**Data excerpts:**
____
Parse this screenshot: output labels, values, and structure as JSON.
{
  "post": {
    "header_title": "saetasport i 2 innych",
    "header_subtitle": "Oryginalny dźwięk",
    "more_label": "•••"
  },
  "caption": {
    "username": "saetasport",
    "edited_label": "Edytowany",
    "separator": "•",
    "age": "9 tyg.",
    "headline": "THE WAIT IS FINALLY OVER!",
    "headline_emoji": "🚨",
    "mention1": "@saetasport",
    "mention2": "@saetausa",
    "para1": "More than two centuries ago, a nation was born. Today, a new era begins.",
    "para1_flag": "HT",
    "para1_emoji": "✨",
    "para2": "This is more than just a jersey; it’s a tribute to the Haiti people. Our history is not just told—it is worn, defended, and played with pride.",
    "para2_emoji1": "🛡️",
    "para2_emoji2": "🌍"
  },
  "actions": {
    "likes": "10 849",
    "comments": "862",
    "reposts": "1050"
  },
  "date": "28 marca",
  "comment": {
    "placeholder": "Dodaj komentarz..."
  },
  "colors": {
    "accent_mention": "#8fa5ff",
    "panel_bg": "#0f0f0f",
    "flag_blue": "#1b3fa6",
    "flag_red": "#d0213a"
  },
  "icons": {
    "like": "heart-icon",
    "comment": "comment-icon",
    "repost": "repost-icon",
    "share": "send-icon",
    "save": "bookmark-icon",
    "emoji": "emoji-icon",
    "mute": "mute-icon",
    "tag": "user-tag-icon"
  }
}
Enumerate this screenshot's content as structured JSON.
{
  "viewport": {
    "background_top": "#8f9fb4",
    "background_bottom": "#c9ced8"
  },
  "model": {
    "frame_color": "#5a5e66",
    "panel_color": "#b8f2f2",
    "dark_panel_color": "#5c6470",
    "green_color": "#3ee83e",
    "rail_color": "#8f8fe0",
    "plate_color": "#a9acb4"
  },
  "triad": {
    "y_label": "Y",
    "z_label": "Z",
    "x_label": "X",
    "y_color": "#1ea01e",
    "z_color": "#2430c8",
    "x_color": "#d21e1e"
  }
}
____
Return, unchanged, each line from the line containing "Enumerate this screenshot's" through the last line of the material.

Enumerate this screenshot's content as structured JSON.
{
  "viewport": {
    "background_top": "#8f9fb4",
    "background_bottom": "#c9ced8"
  },
  "model": {
    "frame_color": "#5a5e66",
    "panel_color": "#b8f2f2",
    "dark_panel_color": "#5c6470",
    "green_color": "#3ee83e",
    "rail_color": "#8f8fe0",
    "plate_color": "#a9acb4"
  },
  "triad": {
    "y_label": "Y",
    "z_label": "Z",
    "x_label": "X",
    "y_color": "#1ea01e",
    "z_color": "#2430c8",
    "x_color": "#d21e1e"
  }
}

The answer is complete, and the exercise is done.